--- Given task ---
Say how many lines hold the string "from", and nothing more.

--- Input material ---

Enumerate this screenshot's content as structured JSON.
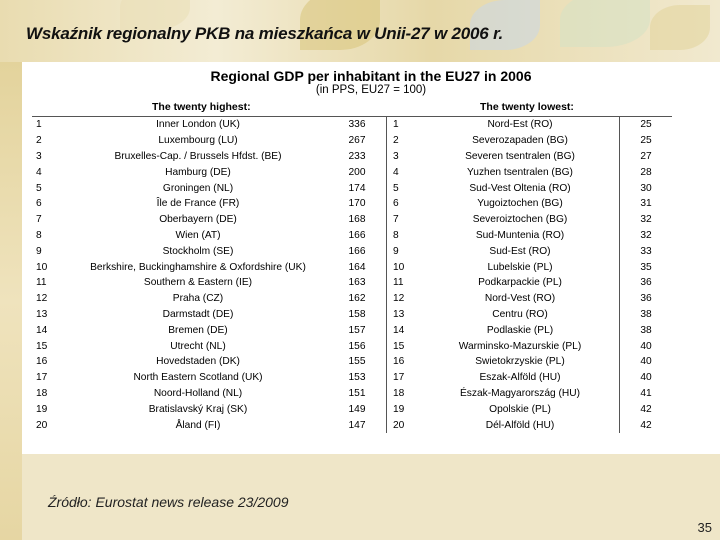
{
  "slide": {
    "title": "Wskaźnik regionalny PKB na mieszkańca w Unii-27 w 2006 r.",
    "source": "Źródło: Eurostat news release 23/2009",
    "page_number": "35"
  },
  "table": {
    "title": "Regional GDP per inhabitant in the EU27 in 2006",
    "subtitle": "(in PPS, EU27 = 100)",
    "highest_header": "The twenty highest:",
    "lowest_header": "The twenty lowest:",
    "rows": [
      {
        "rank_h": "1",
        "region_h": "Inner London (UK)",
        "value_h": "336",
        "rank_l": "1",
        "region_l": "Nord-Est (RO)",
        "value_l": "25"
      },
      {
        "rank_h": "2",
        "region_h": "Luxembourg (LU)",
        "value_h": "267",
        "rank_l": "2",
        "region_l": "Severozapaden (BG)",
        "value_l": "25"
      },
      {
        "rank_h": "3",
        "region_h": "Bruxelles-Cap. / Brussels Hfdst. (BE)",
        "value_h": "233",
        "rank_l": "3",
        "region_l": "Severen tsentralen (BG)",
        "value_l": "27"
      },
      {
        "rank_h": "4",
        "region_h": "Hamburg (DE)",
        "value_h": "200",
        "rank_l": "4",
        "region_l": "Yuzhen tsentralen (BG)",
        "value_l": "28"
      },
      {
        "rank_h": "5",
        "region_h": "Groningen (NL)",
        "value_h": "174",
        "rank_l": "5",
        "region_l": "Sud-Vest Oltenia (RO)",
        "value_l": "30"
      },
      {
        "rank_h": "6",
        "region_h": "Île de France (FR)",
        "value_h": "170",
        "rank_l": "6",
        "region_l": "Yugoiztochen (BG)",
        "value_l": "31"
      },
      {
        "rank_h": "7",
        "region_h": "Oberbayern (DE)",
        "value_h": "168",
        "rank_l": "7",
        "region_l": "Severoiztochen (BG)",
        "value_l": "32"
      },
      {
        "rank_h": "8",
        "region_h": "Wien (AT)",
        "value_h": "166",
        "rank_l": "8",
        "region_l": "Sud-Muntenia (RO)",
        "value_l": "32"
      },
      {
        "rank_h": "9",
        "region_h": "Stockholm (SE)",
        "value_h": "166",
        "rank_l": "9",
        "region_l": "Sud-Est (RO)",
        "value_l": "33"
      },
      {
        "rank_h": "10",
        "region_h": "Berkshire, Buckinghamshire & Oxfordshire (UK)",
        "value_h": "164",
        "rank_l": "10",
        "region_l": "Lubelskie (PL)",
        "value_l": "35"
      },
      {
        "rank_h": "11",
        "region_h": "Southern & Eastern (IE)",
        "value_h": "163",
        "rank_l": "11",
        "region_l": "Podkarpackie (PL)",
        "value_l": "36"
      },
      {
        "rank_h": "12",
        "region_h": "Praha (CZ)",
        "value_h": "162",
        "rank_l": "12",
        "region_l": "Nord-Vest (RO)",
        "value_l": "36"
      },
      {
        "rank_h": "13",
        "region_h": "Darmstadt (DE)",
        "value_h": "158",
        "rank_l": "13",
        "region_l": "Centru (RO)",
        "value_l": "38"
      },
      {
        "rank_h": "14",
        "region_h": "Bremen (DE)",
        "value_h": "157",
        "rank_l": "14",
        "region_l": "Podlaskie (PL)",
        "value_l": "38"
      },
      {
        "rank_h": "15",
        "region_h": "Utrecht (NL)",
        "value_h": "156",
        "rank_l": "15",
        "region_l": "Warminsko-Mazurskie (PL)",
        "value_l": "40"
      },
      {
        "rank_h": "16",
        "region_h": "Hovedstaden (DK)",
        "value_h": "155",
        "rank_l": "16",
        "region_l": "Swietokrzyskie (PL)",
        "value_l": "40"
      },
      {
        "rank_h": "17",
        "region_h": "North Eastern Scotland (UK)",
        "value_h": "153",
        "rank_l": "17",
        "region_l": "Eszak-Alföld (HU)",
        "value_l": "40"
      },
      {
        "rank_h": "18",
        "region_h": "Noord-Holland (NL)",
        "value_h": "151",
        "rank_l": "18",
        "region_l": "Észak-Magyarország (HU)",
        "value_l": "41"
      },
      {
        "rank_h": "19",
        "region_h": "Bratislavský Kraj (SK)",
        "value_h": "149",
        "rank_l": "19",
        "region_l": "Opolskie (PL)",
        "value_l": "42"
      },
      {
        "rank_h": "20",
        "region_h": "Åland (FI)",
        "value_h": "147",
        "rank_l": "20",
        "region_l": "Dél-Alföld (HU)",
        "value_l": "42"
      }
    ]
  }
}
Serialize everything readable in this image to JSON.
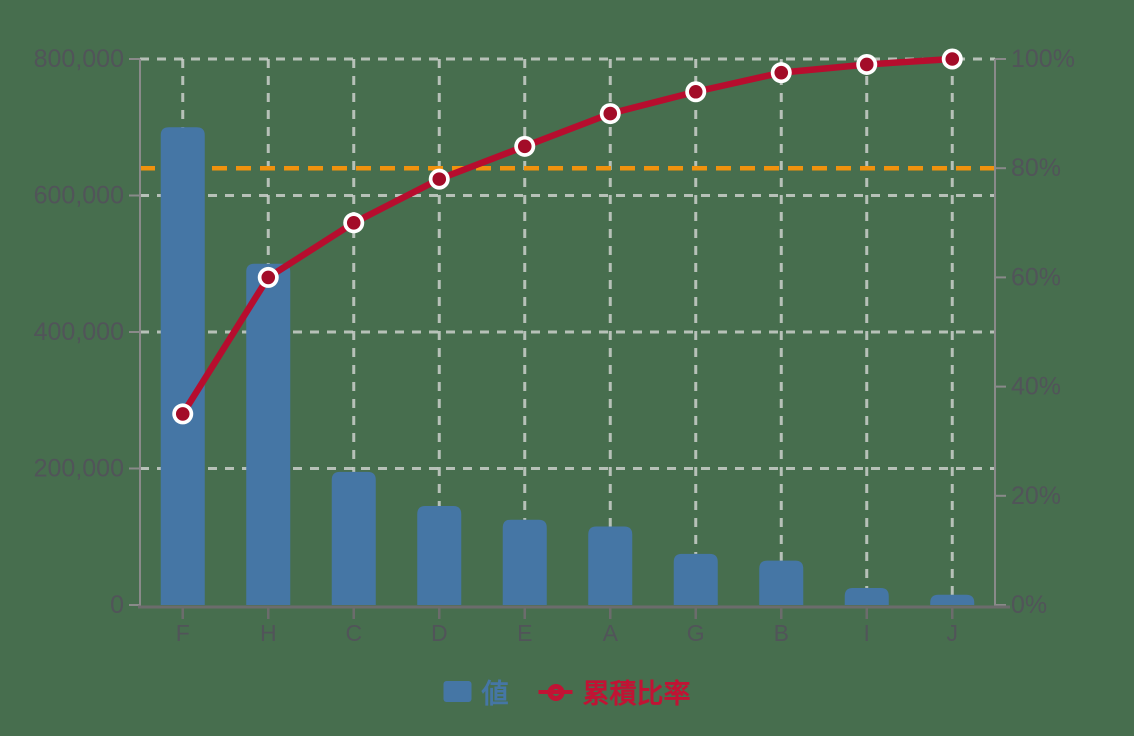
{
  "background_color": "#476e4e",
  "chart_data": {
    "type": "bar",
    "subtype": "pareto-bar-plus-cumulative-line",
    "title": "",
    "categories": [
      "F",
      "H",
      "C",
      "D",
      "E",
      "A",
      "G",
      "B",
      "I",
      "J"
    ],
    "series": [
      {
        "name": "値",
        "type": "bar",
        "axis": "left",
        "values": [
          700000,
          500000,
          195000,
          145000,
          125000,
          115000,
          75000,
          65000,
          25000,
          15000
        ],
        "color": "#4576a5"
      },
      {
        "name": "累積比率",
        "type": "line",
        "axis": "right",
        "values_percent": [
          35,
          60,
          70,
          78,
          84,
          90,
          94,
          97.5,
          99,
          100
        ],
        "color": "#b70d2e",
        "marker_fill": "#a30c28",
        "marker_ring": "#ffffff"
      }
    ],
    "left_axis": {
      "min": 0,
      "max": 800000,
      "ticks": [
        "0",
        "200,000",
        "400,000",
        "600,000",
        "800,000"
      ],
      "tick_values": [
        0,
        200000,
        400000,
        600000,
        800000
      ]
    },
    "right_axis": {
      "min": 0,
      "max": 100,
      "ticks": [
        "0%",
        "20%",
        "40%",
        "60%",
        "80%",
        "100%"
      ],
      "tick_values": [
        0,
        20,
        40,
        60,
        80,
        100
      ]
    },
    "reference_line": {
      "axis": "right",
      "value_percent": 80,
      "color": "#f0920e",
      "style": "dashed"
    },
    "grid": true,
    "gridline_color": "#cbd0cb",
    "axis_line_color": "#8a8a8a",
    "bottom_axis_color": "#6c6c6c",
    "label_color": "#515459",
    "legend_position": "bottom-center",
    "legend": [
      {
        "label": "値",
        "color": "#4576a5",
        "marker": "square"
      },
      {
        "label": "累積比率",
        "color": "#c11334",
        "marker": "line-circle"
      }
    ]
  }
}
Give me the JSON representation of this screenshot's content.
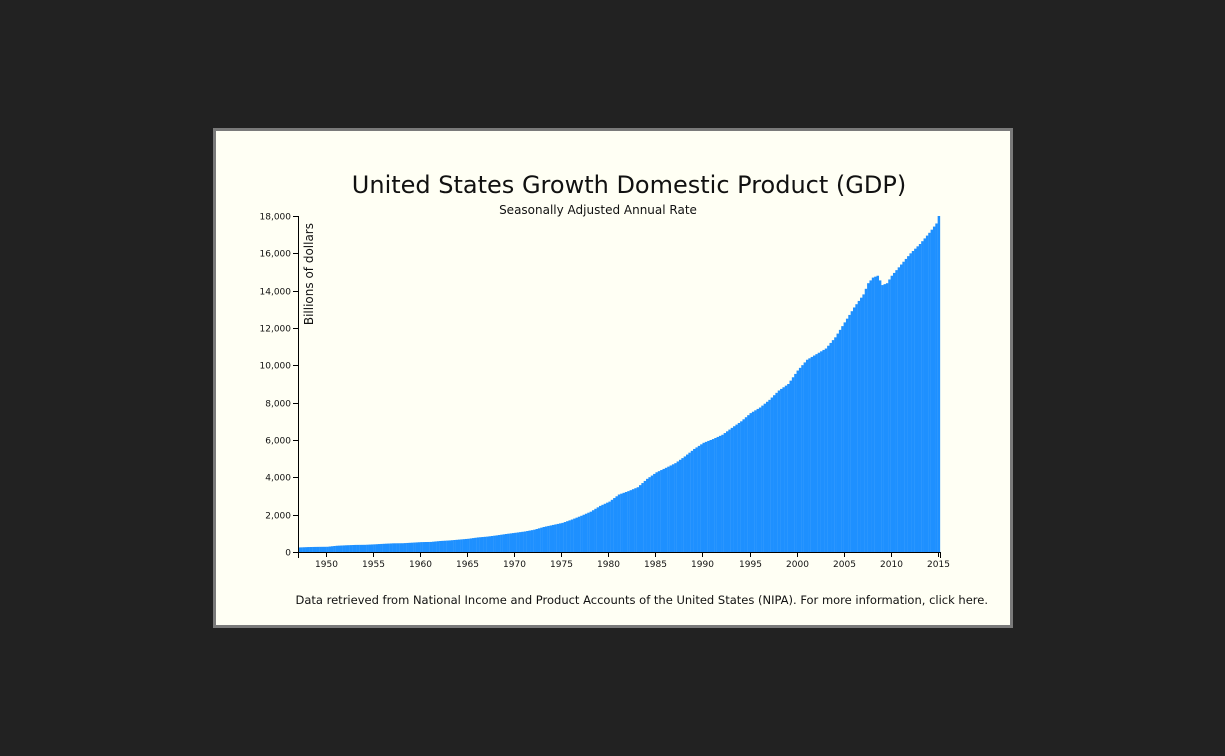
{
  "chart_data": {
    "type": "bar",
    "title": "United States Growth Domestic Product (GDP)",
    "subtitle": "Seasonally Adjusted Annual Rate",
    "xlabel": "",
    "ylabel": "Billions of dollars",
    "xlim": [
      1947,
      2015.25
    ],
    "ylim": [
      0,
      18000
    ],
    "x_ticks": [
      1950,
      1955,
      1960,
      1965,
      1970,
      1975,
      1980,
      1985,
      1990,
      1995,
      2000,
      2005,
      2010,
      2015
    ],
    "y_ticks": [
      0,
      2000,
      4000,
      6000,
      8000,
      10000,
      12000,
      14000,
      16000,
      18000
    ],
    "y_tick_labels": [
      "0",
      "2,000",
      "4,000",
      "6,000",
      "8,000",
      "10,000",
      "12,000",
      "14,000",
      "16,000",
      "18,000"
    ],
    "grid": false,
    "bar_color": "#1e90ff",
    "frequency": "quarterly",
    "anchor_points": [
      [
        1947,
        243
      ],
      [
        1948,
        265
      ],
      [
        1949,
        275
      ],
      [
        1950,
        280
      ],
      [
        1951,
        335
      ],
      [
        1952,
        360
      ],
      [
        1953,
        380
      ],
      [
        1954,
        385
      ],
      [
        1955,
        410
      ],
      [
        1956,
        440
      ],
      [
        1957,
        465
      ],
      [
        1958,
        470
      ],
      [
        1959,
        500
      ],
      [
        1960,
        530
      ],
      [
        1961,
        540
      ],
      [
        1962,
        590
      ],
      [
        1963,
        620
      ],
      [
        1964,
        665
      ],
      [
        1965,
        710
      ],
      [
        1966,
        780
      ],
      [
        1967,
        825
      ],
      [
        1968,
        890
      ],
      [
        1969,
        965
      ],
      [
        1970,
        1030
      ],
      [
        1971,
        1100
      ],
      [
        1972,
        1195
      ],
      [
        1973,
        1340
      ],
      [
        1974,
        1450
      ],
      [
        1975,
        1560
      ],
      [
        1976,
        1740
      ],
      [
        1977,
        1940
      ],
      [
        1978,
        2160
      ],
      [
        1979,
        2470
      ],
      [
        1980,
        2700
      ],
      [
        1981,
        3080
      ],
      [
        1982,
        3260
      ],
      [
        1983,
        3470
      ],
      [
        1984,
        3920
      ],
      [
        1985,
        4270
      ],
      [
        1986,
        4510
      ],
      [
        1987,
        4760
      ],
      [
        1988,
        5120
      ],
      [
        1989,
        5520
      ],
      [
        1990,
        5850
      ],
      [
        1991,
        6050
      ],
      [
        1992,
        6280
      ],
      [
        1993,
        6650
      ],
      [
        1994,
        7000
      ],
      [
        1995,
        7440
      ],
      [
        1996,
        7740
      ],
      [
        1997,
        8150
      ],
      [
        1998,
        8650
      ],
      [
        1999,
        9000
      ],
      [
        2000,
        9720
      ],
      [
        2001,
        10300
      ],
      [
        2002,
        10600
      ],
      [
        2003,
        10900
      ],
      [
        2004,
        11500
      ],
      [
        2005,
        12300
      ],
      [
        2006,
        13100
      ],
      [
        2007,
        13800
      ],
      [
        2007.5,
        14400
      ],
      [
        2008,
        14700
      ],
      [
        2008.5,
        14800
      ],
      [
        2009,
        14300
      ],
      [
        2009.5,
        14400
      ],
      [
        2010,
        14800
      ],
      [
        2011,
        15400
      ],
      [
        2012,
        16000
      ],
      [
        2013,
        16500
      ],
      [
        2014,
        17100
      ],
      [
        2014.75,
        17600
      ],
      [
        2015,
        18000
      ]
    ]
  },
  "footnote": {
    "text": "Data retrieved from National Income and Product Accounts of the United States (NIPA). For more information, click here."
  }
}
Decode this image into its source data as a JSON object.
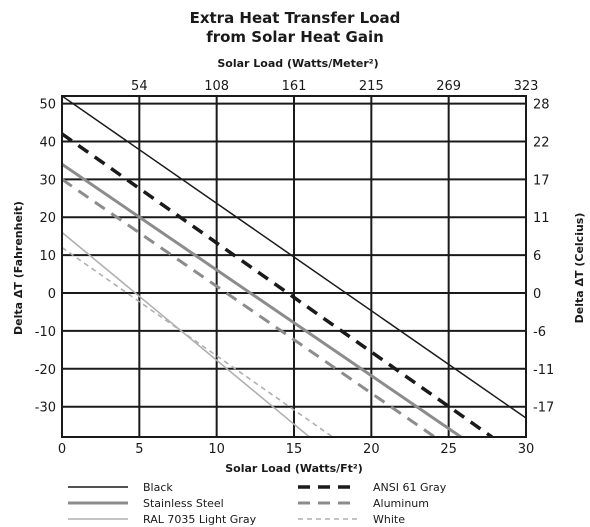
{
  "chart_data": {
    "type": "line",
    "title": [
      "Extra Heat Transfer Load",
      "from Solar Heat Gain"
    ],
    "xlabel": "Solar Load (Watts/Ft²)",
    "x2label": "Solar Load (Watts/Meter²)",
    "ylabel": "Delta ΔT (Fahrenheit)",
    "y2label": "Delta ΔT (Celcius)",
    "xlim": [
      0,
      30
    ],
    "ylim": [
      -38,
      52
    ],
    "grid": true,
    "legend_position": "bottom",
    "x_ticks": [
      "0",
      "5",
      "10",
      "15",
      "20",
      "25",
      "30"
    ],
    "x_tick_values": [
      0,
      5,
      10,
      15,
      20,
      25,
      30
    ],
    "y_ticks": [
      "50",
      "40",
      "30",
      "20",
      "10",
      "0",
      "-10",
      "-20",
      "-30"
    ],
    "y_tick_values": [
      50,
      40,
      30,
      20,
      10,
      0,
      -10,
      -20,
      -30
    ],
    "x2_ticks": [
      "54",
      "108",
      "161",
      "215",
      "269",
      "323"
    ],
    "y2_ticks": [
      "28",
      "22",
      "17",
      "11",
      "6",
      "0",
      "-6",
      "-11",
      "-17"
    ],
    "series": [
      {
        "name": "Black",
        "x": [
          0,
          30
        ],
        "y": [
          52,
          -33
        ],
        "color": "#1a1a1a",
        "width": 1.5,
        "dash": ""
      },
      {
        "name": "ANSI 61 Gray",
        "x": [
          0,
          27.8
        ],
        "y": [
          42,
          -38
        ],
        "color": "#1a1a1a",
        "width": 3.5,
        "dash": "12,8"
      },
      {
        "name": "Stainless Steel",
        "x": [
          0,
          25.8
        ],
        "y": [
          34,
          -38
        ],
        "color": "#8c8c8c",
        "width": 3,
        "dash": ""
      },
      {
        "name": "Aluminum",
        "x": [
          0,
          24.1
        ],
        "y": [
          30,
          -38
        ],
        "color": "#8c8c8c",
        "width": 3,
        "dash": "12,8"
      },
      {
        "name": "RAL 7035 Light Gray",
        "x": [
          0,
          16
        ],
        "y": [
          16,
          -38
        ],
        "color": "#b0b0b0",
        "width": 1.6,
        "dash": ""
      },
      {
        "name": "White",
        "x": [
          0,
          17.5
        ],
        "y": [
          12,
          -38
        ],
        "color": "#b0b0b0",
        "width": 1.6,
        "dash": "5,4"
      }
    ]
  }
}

--- The result ---
2